Exercise task:
Every line that contains the word "name" should be copied out.

Task data:
## BEGIN

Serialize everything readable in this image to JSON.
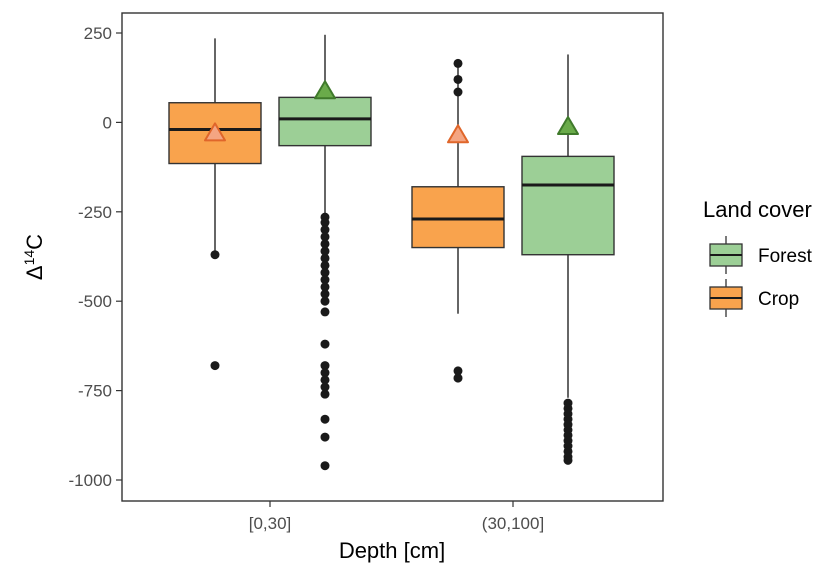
{
  "chart_data": {
    "type": "boxplot",
    "xlabel": "Depth [cm]",
    "ylabel_base": "Δ",
    "ylabel_sup": "14",
    "ylabel_suffix": "C",
    "ylim": [
      -1050,
      250
    ],
    "yticks": [
      250,
      0,
      -250,
      -500,
      -750,
      -1000
    ],
    "grid": false,
    "categories": [
      "[0,30]",
      "(30,100]"
    ],
    "legend": {
      "title": "Land cover",
      "placement": "right",
      "entries": [
        {
          "name": "Forest",
          "color": "#9ccf96"
        },
        {
          "name": "Crop",
          "color": "#f9a34d"
        }
      ]
    },
    "series": [
      {
        "name": "Crop",
        "fill": "#f9a34d",
        "mean_fill": "#f4a582",
        "mean_stroke": "#e0662a",
        "boxes": [
          {
            "category": "[0,30]",
            "whisker_low": -360,
            "q1": -115,
            "median": -20,
            "q3": 55,
            "whisker_high": 235,
            "mean": -28,
            "outliers": [
              -370,
              -680
            ]
          },
          {
            "category": "(30,100]",
            "whisker_low": -535,
            "q1": -350,
            "median": -270,
            "q3": -180,
            "whisker_high": 160,
            "mean": -33,
            "outliers": [
              165,
              120,
              85,
              -695,
              -715
            ]
          }
        ]
      },
      {
        "name": "Forest",
        "fill": "#9ccf96",
        "mean_fill": "#6aab4a",
        "mean_stroke": "#3f7a2b",
        "boxes": [
          {
            "category": "[0,30]",
            "whisker_low": -255,
            "q1": -65,
            "median": 10,
            "q3": 70,
            "whisker_high": 245,
            "mean": 90,
            "outliers": [
              -265,
              -280,
              -300,
              -320,
              -340,
              -360,
              -380,
              -400,
              -420,
              -440,
              -460,
              -480,
              -500,
              -530,
              -620,
              -680,
              -700,
              -720,
              -740,
              -760,
              -830,
              -880,
              -960
            ]
          },
          {
            "category": "(30,100]",
            "whisker_low": -770,
            "q1": -370,
            "median": -175,
            "q3": -95,
            "whisker_high": 190,
            "mean": -10,
            "outliers": [
              -785,
              -800,
              -815,
              -830,
              -845,
              -860,
              -875,
              -890,
              -905,
              -920,
              -935,
              -945
            ]
          }
        ]
      }
    ]
  }
}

## END

Correct response:
          "name": "Forest",
          "name": "Crop",
        "name": "Crop",
        "name": "Forest",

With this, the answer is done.